____ Exercise data

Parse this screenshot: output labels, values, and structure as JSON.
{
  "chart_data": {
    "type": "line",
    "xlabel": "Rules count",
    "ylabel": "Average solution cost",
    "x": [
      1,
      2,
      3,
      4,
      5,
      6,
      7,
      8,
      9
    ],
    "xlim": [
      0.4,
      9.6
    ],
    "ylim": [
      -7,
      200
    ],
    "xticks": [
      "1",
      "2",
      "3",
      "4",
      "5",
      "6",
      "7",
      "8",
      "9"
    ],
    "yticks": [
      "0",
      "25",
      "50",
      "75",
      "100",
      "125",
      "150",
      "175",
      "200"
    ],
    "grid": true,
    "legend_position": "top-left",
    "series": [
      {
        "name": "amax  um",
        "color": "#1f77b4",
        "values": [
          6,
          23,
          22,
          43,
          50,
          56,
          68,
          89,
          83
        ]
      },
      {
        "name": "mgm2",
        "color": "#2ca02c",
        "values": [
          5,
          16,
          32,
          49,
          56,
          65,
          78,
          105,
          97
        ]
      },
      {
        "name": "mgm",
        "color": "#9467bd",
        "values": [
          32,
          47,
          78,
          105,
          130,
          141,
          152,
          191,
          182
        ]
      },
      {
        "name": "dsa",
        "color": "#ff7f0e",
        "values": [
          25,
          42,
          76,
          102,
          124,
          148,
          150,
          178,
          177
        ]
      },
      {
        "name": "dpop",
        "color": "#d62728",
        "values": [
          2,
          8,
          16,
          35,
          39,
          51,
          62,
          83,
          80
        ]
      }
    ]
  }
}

________

What is needed —
Repeat the data in its entirety, character for character.

Correct answer —
Parse this screenshot: output labels, values, and structure as JSON.
{
  "chart_data": {
    "type": "line",
    "xlabel": "Rules count",
    "ylabel": "Average solution cost",
    "x": [
      1,
      2,
      3,
      4,
      5,
      6,
      7,
      8,
      9
    ],
    "xlim": [
      0.4,
      9.6
    ],
    "ylim": [
      -7,
      200
    ],
    "xticks": [
      "1",
      "2",
      "3",
      "4",
      "5",
      "6",
      "7",
      "8",
      "9"
    ],
    "yticks": [
      "0",
      "25",
      "50",
      "75",
      "100",
      "125",
      "150",
      "175",
      "200"
    ],
    "grid": true,
    "legend_position": "top-left",
    "series": [
      {
        "name": "amax  um",
        "color": "#1f77b4",
        "values": [
          6,
          23,
          22,
          43,
          50,
          56,
          68,
          89,
          83
        ]
      },
      {
        "name": "mgm2",
        "color": "#2ca02c",
        "values": [
          5,
          16,
          32,
          49,
          56,
          65,
          78,
          105,
          97
        ]
      },
      {
        "name": "mgm",
        "color": "#9467bd",
        "values": [
          32,
          47,
          78,
          105,
          130,
          141,
          152,
          191,
          182
        ]
      },
      {
        "name": "dsa",
        "color": "#ff7f0e",
        "values": [
          25,
          42,
          76,
          102,
          124,
          148,
          150,
          178,
          177
        ]
      },
      {
        "name": "dpop",
        "color": "#d62728",
        "values": [
          2,
          8,
          16,
          35,
          39,
          51,
          62,
          83,
          80
        ]
      }
    ]
  }
}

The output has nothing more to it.